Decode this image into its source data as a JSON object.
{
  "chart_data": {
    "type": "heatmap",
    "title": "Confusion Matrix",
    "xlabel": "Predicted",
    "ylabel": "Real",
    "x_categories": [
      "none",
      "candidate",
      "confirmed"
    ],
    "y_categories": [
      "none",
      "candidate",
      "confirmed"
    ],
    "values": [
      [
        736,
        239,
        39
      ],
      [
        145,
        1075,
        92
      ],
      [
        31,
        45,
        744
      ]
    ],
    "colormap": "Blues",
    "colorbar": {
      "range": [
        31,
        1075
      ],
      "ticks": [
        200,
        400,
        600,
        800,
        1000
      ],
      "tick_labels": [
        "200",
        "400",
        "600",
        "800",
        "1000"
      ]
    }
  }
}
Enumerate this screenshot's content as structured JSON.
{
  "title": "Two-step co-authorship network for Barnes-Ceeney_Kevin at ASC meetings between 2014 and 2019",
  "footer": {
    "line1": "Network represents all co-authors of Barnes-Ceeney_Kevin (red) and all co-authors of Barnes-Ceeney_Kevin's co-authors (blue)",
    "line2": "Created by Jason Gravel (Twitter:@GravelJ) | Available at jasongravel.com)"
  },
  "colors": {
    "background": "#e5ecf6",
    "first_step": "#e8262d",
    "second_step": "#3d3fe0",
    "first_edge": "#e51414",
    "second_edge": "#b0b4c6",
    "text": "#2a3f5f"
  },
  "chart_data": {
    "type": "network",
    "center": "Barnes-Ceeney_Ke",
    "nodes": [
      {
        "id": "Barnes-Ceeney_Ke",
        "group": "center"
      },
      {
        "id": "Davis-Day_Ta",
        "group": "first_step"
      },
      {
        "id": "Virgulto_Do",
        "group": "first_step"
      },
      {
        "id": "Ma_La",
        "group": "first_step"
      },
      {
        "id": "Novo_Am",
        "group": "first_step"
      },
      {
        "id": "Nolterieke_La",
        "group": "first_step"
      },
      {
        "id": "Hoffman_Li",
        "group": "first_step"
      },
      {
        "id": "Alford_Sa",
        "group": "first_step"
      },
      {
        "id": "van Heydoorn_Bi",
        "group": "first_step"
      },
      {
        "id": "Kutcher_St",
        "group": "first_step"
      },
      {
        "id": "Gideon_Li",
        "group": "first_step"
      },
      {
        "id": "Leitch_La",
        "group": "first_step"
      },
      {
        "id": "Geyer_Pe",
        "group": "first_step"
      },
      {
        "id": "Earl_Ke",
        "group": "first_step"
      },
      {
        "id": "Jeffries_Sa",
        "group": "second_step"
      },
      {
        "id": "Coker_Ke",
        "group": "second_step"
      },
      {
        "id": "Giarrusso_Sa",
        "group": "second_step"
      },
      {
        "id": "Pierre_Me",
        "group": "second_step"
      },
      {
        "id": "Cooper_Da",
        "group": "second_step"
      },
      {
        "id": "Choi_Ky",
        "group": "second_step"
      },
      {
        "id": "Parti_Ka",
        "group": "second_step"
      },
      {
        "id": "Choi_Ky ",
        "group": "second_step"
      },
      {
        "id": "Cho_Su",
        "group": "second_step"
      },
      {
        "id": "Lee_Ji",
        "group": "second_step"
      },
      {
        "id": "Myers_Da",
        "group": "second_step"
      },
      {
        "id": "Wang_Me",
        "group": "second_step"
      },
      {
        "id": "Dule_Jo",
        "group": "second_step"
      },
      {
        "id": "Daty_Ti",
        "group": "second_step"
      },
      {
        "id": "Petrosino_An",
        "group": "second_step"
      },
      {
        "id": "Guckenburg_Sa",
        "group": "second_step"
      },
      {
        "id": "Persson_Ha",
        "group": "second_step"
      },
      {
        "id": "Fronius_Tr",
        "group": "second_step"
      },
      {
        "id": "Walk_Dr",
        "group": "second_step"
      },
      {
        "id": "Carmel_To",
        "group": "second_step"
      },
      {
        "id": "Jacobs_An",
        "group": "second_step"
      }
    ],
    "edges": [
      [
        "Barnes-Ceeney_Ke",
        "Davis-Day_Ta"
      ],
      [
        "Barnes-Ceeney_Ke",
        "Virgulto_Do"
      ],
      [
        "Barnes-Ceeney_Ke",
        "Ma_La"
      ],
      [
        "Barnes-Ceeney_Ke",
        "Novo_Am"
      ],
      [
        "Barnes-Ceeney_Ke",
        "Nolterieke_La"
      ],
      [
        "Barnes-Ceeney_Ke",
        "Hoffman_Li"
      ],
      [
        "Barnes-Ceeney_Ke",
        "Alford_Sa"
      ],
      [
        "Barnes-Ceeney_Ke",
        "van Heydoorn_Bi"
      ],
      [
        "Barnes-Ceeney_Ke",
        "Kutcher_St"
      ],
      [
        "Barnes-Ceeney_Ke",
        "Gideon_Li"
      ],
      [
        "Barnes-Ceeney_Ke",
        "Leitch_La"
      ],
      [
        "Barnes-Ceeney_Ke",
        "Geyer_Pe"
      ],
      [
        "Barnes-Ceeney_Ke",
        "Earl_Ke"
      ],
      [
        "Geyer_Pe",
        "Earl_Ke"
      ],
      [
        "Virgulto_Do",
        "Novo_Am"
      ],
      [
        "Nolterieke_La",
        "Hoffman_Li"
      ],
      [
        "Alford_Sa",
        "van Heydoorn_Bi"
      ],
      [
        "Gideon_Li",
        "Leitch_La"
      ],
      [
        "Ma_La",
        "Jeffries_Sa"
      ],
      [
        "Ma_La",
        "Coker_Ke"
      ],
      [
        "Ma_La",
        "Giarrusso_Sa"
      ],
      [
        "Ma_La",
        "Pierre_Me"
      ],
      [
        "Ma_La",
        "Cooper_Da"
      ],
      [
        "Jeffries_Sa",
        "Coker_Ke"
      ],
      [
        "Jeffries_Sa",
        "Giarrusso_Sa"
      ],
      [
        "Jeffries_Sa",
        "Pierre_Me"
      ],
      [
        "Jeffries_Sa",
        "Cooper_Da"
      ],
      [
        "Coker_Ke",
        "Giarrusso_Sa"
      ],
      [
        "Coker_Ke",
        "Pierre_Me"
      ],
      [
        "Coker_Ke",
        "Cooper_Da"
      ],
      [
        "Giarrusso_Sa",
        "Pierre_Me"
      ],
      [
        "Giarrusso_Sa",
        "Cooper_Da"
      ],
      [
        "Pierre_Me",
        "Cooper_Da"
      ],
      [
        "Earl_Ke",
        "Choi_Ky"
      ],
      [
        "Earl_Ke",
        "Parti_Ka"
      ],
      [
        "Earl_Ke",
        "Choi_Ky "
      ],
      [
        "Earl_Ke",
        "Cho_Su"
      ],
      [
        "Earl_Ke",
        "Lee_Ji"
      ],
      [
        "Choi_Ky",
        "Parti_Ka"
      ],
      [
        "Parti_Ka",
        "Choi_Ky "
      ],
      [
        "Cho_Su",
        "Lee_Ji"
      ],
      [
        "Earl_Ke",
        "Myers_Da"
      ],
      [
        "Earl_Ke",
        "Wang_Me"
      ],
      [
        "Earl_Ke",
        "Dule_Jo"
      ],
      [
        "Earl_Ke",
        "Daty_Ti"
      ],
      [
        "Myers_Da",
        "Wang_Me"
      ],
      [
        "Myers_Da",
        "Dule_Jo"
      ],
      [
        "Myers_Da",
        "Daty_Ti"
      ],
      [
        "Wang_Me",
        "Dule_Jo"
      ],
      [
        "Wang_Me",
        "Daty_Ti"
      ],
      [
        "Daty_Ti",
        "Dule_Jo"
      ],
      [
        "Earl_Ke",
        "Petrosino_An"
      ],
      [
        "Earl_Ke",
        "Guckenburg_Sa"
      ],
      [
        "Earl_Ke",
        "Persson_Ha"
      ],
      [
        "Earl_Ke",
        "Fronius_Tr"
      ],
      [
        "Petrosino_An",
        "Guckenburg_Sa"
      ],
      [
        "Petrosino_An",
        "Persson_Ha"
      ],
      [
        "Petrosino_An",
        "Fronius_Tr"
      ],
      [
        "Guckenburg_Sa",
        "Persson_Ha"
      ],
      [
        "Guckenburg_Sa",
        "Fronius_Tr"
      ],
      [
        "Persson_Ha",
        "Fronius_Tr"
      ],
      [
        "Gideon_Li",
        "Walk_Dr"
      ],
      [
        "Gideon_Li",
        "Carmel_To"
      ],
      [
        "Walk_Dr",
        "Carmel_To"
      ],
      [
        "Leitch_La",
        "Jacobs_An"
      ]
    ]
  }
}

··········

**Problem description**
Select every line of the records holding the string "center".

**Output for this exercise**
    "center": "Barnes-Ceeney_Ke",
        "group": "center"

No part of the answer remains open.